**INPUT ROWS**.
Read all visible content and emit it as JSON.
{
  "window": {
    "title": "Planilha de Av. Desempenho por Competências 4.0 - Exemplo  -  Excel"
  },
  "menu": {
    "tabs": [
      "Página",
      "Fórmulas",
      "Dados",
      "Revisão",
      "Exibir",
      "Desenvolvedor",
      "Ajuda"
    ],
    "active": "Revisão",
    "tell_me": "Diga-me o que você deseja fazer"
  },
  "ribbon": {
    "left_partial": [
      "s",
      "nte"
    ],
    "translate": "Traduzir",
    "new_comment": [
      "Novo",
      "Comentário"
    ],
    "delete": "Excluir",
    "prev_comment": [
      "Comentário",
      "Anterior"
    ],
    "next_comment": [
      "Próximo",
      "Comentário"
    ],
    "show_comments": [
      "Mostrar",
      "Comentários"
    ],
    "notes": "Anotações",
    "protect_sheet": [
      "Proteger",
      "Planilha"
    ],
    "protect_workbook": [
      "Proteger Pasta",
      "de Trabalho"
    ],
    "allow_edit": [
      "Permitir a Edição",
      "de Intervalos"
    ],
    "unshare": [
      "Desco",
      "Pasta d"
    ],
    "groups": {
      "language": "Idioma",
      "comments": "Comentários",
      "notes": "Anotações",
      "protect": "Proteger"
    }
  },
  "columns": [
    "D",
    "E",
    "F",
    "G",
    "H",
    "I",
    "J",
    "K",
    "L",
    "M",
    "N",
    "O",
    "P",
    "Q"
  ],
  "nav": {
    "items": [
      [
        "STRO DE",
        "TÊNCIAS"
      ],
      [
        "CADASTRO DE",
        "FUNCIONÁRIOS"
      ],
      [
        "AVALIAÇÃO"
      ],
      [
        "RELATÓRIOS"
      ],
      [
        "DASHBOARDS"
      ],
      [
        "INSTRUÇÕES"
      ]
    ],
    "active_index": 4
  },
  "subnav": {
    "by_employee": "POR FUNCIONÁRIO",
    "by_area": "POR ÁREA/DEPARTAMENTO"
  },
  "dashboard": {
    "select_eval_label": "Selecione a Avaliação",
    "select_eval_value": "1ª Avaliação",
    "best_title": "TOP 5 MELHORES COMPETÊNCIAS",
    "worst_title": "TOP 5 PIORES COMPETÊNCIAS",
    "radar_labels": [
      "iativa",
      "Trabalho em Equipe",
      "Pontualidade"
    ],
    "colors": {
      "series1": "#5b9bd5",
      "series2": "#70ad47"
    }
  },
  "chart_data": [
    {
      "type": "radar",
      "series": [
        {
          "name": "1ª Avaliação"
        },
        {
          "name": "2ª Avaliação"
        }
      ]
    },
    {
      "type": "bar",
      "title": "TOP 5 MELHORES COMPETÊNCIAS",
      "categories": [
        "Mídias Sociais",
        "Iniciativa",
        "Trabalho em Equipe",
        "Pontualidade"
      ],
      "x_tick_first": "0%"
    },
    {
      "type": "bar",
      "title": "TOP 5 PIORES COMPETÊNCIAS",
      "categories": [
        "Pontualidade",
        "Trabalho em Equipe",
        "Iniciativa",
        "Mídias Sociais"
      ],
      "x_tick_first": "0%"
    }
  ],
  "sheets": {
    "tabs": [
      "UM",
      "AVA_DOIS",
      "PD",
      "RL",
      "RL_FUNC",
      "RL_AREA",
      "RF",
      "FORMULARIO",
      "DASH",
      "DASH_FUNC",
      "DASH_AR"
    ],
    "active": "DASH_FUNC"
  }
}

**GIVEN TASK**.
Copy every line from the entries that contains the word "Proteger".

**FULL RESPONSE**.
      "Proteger",
      "Proteger Pasta",
      "protect": "Proteger"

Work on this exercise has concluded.